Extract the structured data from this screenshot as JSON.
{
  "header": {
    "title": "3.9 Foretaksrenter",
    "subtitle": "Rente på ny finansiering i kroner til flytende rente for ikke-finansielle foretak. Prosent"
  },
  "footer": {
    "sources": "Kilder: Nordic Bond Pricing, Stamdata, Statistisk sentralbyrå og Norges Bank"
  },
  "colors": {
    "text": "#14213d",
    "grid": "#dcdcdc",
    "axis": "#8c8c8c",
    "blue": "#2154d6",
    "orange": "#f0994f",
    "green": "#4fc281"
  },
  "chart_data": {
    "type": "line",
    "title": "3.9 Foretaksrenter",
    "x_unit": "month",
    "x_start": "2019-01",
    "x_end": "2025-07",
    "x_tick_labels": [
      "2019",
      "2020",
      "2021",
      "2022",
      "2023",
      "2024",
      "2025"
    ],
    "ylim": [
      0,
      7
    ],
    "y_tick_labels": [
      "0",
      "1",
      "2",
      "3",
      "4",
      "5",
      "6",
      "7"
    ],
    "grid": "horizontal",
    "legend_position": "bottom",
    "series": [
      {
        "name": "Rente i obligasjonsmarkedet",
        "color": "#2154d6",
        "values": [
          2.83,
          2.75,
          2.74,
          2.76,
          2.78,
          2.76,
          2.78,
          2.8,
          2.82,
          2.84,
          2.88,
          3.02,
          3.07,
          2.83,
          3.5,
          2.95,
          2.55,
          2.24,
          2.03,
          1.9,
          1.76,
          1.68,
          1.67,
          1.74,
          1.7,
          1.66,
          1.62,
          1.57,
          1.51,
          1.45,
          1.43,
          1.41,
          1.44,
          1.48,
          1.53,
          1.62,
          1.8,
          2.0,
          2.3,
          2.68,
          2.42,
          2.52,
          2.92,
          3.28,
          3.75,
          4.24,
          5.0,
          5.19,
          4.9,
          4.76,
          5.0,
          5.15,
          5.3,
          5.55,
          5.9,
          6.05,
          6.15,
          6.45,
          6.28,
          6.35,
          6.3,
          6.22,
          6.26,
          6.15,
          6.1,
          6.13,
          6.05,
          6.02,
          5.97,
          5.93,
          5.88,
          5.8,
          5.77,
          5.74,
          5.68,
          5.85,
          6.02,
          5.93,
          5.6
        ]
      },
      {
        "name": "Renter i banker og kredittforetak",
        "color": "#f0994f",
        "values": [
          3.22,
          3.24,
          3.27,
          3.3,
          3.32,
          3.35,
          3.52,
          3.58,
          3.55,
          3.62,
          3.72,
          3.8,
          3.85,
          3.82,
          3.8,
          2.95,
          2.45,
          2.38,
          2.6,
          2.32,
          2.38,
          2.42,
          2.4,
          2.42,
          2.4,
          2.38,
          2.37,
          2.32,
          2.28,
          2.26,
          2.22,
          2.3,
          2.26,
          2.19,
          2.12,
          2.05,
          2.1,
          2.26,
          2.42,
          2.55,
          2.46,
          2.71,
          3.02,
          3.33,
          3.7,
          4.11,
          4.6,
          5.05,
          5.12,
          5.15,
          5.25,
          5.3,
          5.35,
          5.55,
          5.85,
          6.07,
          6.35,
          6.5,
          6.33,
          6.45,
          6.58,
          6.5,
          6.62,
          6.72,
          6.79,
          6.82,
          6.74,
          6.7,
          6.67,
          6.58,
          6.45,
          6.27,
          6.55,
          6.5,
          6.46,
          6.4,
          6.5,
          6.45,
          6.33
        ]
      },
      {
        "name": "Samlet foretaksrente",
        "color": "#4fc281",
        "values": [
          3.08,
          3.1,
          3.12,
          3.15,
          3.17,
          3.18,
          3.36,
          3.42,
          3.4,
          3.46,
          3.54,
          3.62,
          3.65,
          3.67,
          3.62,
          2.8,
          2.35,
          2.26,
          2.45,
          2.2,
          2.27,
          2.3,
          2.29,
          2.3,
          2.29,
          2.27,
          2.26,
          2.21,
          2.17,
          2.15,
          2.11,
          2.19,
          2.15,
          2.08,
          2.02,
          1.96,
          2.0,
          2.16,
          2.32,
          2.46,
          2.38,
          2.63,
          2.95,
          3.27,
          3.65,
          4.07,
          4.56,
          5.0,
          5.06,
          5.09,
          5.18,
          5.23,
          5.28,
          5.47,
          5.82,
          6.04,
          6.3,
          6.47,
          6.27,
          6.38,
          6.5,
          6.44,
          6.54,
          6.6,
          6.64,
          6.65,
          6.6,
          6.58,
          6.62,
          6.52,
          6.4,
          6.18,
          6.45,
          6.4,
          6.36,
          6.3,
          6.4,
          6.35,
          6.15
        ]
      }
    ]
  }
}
+---+
§ Instruction:
Say how many lines contain "name", and give nothing but that number.

§ Result of this exercise:
3